*WHAT IS BEING ASKED:* In the records below, work out how many lines hold the word "detached". Report the number alone.

*RECORDS FOR PROCESSING:*
• • • •
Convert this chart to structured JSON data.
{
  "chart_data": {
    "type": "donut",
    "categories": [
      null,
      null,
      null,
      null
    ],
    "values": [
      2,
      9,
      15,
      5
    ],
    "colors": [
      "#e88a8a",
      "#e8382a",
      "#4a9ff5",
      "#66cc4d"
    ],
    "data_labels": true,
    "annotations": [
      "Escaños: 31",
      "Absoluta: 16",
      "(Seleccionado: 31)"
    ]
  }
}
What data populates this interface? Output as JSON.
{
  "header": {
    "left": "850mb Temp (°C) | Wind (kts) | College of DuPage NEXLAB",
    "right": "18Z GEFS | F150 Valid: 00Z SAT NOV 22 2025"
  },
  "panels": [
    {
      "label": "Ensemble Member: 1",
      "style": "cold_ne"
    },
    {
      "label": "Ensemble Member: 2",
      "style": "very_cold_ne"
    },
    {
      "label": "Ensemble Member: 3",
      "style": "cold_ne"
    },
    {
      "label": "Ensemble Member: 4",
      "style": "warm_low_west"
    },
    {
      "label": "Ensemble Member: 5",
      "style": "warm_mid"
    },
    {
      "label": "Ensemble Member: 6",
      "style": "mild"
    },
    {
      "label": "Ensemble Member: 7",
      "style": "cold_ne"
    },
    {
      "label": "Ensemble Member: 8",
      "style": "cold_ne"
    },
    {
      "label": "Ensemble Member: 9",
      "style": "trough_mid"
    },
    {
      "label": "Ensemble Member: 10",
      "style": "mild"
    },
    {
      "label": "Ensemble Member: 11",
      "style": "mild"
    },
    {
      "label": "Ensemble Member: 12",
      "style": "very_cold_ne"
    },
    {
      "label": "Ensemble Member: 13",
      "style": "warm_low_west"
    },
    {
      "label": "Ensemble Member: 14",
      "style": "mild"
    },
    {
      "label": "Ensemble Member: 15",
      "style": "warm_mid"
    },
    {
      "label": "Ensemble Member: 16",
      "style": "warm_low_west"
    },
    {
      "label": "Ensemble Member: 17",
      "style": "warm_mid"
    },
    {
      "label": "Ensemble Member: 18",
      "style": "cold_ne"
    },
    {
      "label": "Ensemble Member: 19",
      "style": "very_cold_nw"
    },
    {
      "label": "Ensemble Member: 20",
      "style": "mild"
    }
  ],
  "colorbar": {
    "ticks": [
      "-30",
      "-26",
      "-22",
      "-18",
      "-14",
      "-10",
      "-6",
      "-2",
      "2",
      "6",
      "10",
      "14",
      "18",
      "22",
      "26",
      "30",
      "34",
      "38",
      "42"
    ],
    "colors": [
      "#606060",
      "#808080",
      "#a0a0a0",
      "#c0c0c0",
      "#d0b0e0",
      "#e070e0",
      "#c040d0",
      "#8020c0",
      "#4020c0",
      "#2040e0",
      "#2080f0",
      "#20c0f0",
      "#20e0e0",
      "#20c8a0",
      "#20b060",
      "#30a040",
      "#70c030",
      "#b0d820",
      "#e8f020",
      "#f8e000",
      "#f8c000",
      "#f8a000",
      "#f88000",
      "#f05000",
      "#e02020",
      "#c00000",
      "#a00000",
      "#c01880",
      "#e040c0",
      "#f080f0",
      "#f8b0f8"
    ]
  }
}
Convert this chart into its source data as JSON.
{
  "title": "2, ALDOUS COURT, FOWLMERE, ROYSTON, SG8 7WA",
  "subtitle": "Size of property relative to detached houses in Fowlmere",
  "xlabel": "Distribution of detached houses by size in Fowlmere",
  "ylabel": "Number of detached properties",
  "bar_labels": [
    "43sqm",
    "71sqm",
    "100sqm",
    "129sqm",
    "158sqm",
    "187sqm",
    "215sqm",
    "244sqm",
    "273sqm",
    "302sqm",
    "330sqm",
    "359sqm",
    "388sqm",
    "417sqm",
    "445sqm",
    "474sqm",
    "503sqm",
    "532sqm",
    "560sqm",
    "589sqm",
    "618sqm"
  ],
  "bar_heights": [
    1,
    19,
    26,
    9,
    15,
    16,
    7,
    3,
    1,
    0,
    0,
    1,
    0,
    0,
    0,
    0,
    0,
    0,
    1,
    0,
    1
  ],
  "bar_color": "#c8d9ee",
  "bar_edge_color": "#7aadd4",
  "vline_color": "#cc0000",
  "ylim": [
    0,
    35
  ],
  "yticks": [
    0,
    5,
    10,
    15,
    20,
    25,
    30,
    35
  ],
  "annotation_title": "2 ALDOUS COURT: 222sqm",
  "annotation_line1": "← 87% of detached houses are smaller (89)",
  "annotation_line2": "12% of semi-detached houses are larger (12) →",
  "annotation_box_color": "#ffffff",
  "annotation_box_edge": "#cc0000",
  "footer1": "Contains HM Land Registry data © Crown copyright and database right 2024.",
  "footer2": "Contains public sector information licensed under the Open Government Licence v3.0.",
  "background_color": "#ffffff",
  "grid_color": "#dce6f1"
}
• • • •
*ANSWER FOR THE TASK:* 5